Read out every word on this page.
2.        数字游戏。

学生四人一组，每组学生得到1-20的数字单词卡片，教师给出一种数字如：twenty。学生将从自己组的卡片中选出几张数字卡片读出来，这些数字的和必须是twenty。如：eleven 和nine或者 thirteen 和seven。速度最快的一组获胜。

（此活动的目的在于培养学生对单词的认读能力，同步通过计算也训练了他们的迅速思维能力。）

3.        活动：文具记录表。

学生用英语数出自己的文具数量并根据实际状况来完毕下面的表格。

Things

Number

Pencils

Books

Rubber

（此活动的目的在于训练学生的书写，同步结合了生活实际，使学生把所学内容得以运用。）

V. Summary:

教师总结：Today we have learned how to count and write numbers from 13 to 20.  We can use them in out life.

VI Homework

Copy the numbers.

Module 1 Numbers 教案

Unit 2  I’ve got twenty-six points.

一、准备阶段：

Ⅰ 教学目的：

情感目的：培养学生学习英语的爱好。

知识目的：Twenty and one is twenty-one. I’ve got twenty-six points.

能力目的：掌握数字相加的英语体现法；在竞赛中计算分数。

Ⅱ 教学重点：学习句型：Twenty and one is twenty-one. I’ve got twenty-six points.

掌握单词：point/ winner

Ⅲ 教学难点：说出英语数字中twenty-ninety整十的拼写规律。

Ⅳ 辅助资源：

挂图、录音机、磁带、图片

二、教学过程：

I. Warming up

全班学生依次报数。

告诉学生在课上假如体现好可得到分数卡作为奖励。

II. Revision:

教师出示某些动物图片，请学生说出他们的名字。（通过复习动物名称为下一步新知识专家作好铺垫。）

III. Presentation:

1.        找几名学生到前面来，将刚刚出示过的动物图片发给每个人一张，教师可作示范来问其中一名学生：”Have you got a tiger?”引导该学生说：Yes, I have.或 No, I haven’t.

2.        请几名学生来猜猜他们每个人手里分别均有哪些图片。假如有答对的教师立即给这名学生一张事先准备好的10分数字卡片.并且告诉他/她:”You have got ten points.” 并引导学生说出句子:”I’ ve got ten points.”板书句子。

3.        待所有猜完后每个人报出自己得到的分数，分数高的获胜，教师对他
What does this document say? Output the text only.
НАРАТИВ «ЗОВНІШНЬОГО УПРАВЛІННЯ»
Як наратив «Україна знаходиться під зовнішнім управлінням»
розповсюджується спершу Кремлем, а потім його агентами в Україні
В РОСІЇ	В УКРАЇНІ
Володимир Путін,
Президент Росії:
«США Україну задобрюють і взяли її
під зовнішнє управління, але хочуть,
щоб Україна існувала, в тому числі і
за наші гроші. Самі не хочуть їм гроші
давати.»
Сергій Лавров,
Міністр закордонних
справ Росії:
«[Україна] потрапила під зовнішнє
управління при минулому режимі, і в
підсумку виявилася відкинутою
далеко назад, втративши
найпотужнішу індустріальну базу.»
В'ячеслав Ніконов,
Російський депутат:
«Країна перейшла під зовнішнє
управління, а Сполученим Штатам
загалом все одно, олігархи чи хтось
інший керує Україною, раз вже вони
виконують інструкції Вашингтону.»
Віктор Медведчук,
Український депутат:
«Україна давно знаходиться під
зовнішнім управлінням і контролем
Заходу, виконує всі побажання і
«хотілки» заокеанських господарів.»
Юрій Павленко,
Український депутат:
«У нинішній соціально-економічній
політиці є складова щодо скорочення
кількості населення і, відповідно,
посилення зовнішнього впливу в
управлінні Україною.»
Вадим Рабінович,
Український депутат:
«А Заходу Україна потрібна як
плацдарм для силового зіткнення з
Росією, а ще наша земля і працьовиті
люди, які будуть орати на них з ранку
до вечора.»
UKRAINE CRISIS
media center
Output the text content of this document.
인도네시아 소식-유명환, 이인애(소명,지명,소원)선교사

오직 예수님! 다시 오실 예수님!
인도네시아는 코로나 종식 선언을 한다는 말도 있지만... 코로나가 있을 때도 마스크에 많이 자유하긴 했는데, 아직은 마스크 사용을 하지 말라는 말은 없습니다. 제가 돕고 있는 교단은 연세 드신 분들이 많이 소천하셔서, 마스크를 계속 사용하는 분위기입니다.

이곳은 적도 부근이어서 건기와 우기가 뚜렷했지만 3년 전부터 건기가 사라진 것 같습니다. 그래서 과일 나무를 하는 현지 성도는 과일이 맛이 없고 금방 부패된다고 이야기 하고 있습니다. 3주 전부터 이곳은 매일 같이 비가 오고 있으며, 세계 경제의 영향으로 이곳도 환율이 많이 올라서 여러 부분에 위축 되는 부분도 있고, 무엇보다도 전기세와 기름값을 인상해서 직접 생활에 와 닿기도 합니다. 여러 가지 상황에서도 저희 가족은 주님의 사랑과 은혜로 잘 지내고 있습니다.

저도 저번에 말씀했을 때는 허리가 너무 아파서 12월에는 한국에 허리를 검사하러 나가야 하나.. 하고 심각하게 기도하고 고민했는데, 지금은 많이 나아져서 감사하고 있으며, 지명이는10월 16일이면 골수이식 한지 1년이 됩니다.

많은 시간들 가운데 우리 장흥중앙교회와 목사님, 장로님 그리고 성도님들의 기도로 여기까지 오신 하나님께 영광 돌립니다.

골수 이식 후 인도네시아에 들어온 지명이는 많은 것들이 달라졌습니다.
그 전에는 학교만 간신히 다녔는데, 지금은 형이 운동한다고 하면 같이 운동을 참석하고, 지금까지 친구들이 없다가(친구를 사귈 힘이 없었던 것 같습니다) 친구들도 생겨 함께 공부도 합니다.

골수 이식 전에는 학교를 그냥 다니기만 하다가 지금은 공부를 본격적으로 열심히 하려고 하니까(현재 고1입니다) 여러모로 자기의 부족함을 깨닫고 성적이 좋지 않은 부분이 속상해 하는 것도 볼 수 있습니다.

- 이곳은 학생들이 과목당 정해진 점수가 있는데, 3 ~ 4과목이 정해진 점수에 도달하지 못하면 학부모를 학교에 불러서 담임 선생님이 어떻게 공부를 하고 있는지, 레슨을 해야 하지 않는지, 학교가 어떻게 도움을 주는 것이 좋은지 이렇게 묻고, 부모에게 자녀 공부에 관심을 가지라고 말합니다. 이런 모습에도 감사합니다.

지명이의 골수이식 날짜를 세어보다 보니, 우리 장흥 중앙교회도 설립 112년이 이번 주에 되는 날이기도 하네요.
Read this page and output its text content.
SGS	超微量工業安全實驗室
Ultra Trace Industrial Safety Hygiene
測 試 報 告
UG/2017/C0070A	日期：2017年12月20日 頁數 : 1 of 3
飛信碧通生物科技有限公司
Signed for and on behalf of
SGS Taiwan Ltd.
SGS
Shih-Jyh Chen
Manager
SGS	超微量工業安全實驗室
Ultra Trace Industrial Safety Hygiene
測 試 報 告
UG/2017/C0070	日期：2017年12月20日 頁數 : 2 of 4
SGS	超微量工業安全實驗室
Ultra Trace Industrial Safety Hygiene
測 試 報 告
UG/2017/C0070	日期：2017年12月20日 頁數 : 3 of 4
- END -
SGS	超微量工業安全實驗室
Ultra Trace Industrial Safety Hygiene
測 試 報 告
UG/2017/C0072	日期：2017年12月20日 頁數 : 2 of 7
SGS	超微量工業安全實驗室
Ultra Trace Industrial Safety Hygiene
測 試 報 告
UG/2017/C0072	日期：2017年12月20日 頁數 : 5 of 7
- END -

____________________

THE EXERCISE: For each line of the listing that holds the word "content", show that line.

ANSWER:
Output the text content of this document.
Read this page and output its text content.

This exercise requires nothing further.